> GOAL: Whenever a line contains the string "this", copy it out of the entries.

> PROVIDED DATA:
# # # #
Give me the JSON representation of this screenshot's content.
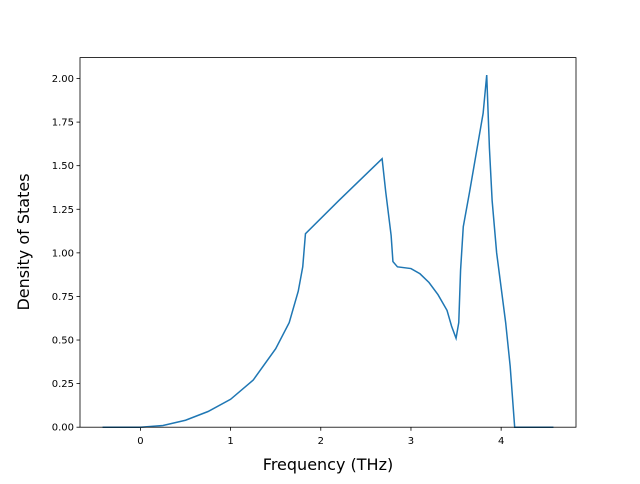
{
  "chart_data": {
    "type": "line",
    "x_label": "Frequency (THz)",
    "y_label": "Density of States",
    "xlim": [
      -0.67,
      4.83
    ],
    "ylim": [
      0,
      2.12
    ],
    "xticks": [
      0,
      1,
      2,
      3,
      4
    ],
    "yticks": [
      {
        "value": 0,
        "label": "0.00"
      },
      {
        "value": 0.25,
        "label": "0.25"
      },
      {
        "value": 0.5,
        "label": "0.50"
      },
      {
        "value": 0.75,
        "label": "0.75"
      },
      {
        "value": 1,
        "label": "1.00"
      },
      {
        "value": 1.25,
        "label": "1.25"
      },
      {
        "value": 1.5,
        "label": "1.50"
      },
      {
        "value": 1.75,
        "label": "1.75"
      },
      {
        "value": 2,
        "label": "2.00"
      }
    ],
    "grid": false,
    "x": [
      -0.42,
      0,
      0.25,
      0.5,
      0.75,
      1.0,
      1.25,
      1.5,
      1.65,
      1.75,
      1.8,
      1.83,
      2.2,
      2.68,
      2.72,
      2.78,
      2.8,
      2.85,
      3.0,
      3.1,
      3.2,
      3.3,
      3.4,
      3.45,
      3.5,
      3.53,
      3.55,
      3.58,
      3.65,
      3.75,
      3.8,
      3.84,
      3.87,
      3.9,
      3.95,
      4.05,
      4.1,
      4.15,
      4.58
    ],
    "series": [
      {
        "color": "#1f77b4",
        "values": [
          0,
          0,
          0.01,
          0.04,
          0.09,
          0.16,
          0.27,
          0.45,
          0.6,
          0.78,
          0.92,
          1.11,
          1.3,
          1.54,
          1.35,
          1.1,
          0.95,
          0.92,
          0.91,
          0.88,
          0.83,
          0.76,
          0.67,
          0.58,
          0.51,
          0.6,
          0.9,
          1.15,
          1.35,
          1.65,
          1.8,
          2.02,
          1.6,
          1.3,
          1.0,
          0.6,
          0.35,
          0,
          0
        ]
      }
    ]
  }
}
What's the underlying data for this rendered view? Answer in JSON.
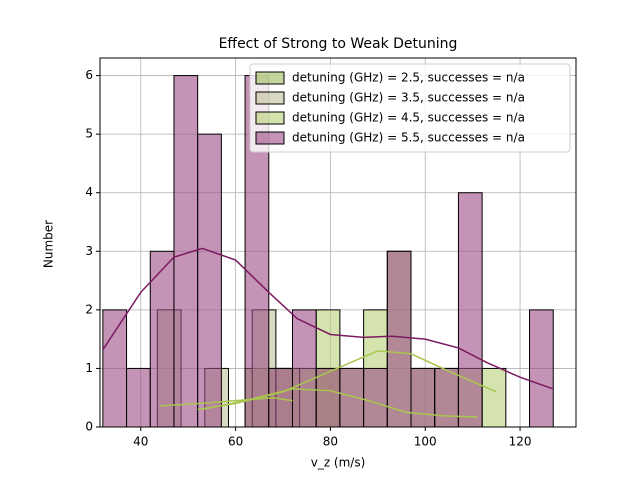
{
  "chart_data": {
    "type": "histogram",
    "title": "Effect of Strong to Weak Detuning",
    "x_label": "v_z (m/s)",
    "y_label": "Number",
    "xlim": [
      31.4,
      131.8
    ],
    "ylim": [
      0,
      6.3
    ],
    "xticks": [
      40,
      60,
      80,
      100,
      120
    ],
    "yticks": [
      0,
      1,
      2,
      3,
      4,
      5,
      6
    ],
    "grid": true,
    "legend": "upper right",
    "series": [
      {
        "name": "detuning (GHz) = 2.5, successes = n/a",
        "color": "#9dbb5a",
        "line_color": "#a9c64c",
        "bins": [
          62,
          67,
          72,
          77,
          82
        ],
        "values": [
          1,
          1,
          1,
          1
        ],
        "kde_x": [
          53,
          62,
          72,
          80,
          88,
          96,
          104,
          111
        ],
        "kde_y": [
          0.3,
          0.45,
          0.65,
          0.62,
          0.45,
          0.25,
          0.19,
          0.17
        ]
      },
      {
        "name": "detuning (GHz) = 3.5, successes = n/a",
        "color": "#c2c19a",
        "line_color": "#a9c64c",
        "bins": [
          43.5,
          48.5,
          53.5,
          58.5,
          63.5,
          68.5,
          73.5
        ],
        "values": [
          2,
          0,
          1,
          0,
          2,
          1
        ],
        "kde_x": [
          44,
          52,
          60,
          68,
          72
        ],
        "kde_y": [
          0.36,
          0.4,
          0.45,
          0.5,
          0.45
        ]
      },
      {
        "name": "detuning (GHz) = 4.5, successes = n/a",
        "color": "#b9d27a",
        "line_color": "#a9c64c",
        "bins": [
          77,
          82,
          87,
          92,
          97,
          102,
          107,
          112,
          117
        ],
        "values": [
          2,
          1,
          2,
          3,
          1,
          1,
          1,
          1
        ],
        "kde_x": [
          52,
          60,
          70,
          80,
          90,
          97,
          105,
          115
        ],
        "kde_y": [
          0.3,
          0.4,
          0.6,
          0.95,
          1.3,
          1.25,
          0.95,
          0.6
        ]
      },
      {
        "name": "detuning (GHz) = 5.5, successes = n/a",
        "color": "#9c4b86",
        "line_color": "#7b1a60",
        "bins": [
          32,
          37,
          42,
          47,
          52,
          57,
          62,
          67,
          72,
          77,
          82,
          87,
          92,
          97,
          102,
          107,
          112,
          117,
          122,
          127
        ],
        "values": [
          2,
          1,
          3,
          6,
          5,
          0,
          6,
          1,
          2,
          1,
          1,
          1,
          3,
          1,
          1,
          4,
          0,
          0,
          2
        ],
        "kde_x": [
          32,
          40,
          47,
          53,
          60,
          67,
          73,
          80,
          87,
          93,
          100,
          107,
          113,
          120,
          127
        ],
        "kde_y": [
          1.32,
          2.3,
          2.9,
          3.05,
          2.85,
          2.3,
          1.85,
          1.58,
          1.53,
          1.55,
          1.5,
          1.35,
          1.1,
          0.85,
          0.65
        ]
      }
    ]
  }
}
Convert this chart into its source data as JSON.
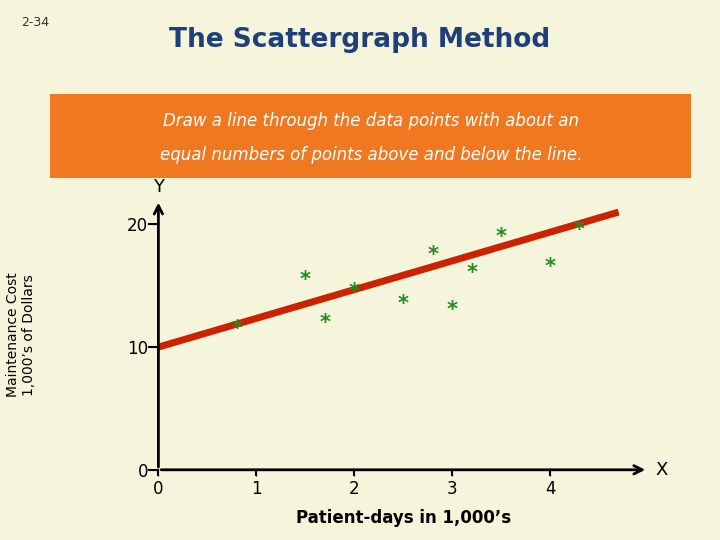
{
  "title": "The Scattergraph Method",
  "title_color": "#1F3F7A",
  "background_color": "#F5F5DC",
  "slide_label": "2-34",
  "banner_text_line1": "Draw a line through the data points with about an",
  "banner_text_line2": "equal numbers of points above and below the line.",
  "banner_color": "#F07820",
  "banner_text_color": "#FFFFFF",
  "scatter_x": [
    0.8,
    1.5,
    1.7,
    2.0,
    2.5,
    2.8,
    3.0,
    3.2,
    3.5,
    4.0,
    4.3
  ],
  "scatter_y": [
    11.5,
    15.5,
    12.0,
    14.5,
    13.5,
    17.5,
    13.0,
    16.0,
    19.0,
    16.5,
    19.5
  ],
  "scatter_color": "#228B22",
  "line_x": [
    0,
    4.7
  ],
  "line_y": [
    10.0,
    21.0
  ],
  "line_color": "#CC2200",
  "xlabel": "Patient-days in 1,000’s",
  "ylabel_line1": "Maintenance Cost",
  "ylabel_line2": "1,000’s of Dollars",
  "xlim": [
    0,
    5.0
  ],
  "ylim": [
    0,
    22
  ],
  "xticks": [
    0,
    1,
    2,
    3,
    4
  ],
  "yticks": [
    0,
    10,
    20
  ],
  "axis_label_x": "X",
  "axis_label_y": "Y",
  "xlabel_fontsize": 12,
  "ylabel_fontsize": 10,
  "title_fontsize": 19,
  "banner_fontsize": 12
}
# # # #
> TASK OUTPUT:
Give me the JSON representation of this screenshot's content.
What's the underlying data for this rendered view? Answer in JSON.
Convert this chart into its source data as JSON.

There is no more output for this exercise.